**Given problem:** Copy the listing below in full and skip every picture.

##############################

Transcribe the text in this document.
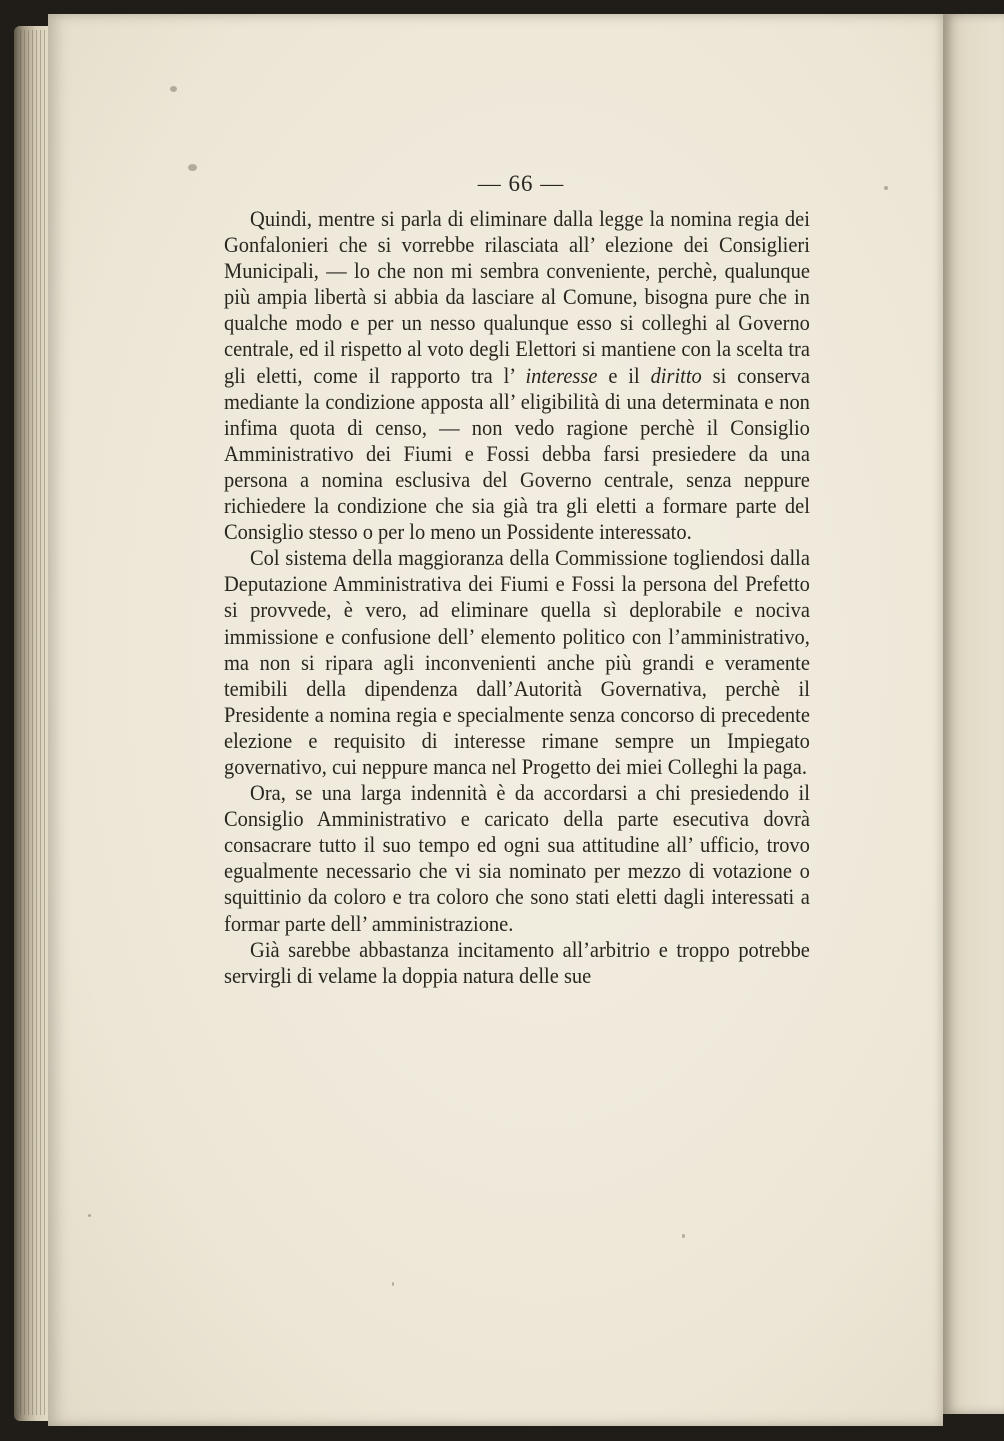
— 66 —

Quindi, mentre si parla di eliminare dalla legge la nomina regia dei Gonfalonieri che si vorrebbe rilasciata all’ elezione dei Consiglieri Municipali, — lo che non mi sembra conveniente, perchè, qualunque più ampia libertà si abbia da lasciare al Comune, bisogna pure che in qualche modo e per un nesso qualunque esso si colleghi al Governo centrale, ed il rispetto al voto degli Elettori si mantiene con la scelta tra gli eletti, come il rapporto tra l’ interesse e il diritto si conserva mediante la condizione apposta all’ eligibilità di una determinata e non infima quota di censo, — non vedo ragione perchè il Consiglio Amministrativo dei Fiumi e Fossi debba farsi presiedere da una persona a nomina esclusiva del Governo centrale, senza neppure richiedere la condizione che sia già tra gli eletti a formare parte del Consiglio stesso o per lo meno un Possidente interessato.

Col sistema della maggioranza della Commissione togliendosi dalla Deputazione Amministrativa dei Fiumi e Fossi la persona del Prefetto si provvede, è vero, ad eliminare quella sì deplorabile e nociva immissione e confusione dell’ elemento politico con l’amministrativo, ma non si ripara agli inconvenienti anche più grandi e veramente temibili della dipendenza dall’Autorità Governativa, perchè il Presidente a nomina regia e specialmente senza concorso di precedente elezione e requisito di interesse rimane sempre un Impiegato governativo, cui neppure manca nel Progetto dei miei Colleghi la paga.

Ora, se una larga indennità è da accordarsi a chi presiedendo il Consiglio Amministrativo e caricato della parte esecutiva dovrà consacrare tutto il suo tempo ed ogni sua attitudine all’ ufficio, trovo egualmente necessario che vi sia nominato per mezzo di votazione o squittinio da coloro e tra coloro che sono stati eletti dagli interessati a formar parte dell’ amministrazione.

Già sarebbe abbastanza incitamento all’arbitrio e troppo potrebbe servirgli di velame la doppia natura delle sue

##############################

**Result for this exercise:**
Transcribe the text in this document.
— 66 —

Quindi, mentre si parla di eliminare dalla legge la nomina regia dei Gonfalonieri che si vorrebbe rilasciata all’ elezione dei Consiglieri Municipali, — lo che non mi sembra conveniente, perchè, qualunque più ampia libertà si abbia da lasciare al Comune, bisogna pure che in qualche modo e per un nesso qualunque esso si colleghi al Governo centrale, ed il rispetto al voto degli Elettori si mantiene con la scelta tra gli eletti, come il rapporto tra l’ interesse e il diritto si conserva mediante la condizione apposta all’ eligibilità di una determinata e non infima quota di censo, — non vedo ragione perchè il Consiglio Amministrativo dei Fiumi e Fossi debba farsi presiedere da una persona a nomina esclusiva del Governo centrale, senza neppure richiedere la condizione che sia già tra gli eletti a formare parte del Consiglio stesso o per lo meno un Possidente interessato.

Col sistema della maggioranza della Commissione togliendosi dalla Deputazione Amministrativa dei Fiumi e Fossi la persona del Prefetto si provvede, è vero, ad eliminare quella sì deplorabile e nociva immissione e confusione dell’ elemento politico con l’amministrativo, ma non si ripara agli inconvenienti anche più grandi e veramente temibili della dipendenza dall’Autorità Governativa, perchè il Presidente a nomina regia e specialmente senza concorso di precedente elezione e requisito di interesse rimane sempre un Impiegato governativo, cui neppure manca nel Progetto dei miei Colleghi la paga.

Ora, se una larga indennità è da accordarsi a chi presiedendo il Consiglio Amministrativo e caricato della parte esecutiva dovrà consacrare tutto il suo tempo ed ogni sua attitudine all’ ufficio, trovo egualmente necessario che vi sia nominato per mezzo di votazione o squittinio da coloro e tra coloro che sono stati eletti dagli interessati a formar parte dell’ amministrazione.

Già sarebbe abbastanza incitamento all’arbitrio e troppo potrebbe servirgli di velame la doppia natura delle sue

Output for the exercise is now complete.